** Start **
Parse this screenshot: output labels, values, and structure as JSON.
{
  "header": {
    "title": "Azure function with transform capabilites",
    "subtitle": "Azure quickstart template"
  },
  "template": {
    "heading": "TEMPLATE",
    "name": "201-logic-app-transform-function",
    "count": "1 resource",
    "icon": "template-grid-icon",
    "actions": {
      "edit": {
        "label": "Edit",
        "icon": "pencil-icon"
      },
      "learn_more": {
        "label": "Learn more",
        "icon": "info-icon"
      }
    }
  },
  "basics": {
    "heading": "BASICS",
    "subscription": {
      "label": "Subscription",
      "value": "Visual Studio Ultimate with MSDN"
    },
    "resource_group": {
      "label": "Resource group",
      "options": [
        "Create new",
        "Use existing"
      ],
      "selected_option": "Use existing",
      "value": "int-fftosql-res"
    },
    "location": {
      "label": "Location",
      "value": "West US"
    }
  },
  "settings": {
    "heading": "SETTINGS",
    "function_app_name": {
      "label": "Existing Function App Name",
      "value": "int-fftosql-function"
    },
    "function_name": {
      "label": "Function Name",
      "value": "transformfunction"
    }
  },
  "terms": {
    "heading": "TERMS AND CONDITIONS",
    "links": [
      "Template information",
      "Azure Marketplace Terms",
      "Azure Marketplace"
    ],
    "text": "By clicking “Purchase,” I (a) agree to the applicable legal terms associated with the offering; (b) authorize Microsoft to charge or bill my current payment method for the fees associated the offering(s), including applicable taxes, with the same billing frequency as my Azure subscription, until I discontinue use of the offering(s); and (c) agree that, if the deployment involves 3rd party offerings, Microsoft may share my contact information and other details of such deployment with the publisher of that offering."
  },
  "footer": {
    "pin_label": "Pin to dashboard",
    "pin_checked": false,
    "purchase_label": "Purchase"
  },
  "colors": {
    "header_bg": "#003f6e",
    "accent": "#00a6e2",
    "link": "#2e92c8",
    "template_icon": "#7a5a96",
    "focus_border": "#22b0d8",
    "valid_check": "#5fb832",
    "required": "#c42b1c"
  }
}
** End **
** Start **
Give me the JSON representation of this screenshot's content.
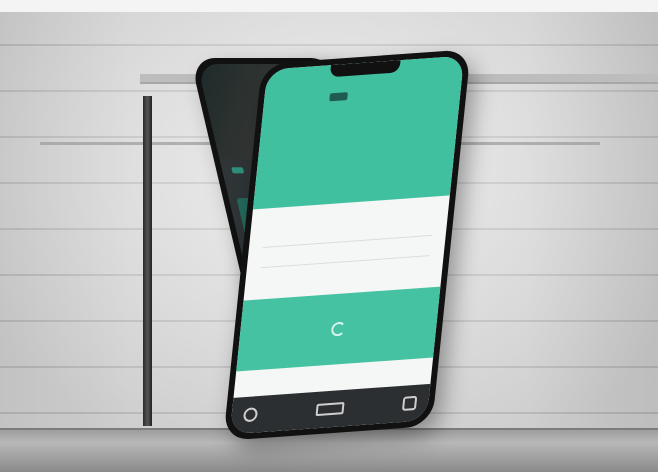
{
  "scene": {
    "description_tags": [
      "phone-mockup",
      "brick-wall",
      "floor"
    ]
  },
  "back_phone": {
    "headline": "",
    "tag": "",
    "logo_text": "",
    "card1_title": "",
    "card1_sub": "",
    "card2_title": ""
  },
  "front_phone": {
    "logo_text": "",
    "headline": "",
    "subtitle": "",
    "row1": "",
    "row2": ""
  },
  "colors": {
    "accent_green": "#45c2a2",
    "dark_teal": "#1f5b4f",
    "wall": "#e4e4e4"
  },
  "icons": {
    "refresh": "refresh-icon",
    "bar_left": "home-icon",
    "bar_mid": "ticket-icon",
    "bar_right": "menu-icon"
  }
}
** End **
__Given task__:
Out of the material above, gather each line where "screenshot" appears.

__Full answer__:
Parse this screenshot: output labels, values, and structure as JSON.
Give me the JSON representation of this screenshot's content.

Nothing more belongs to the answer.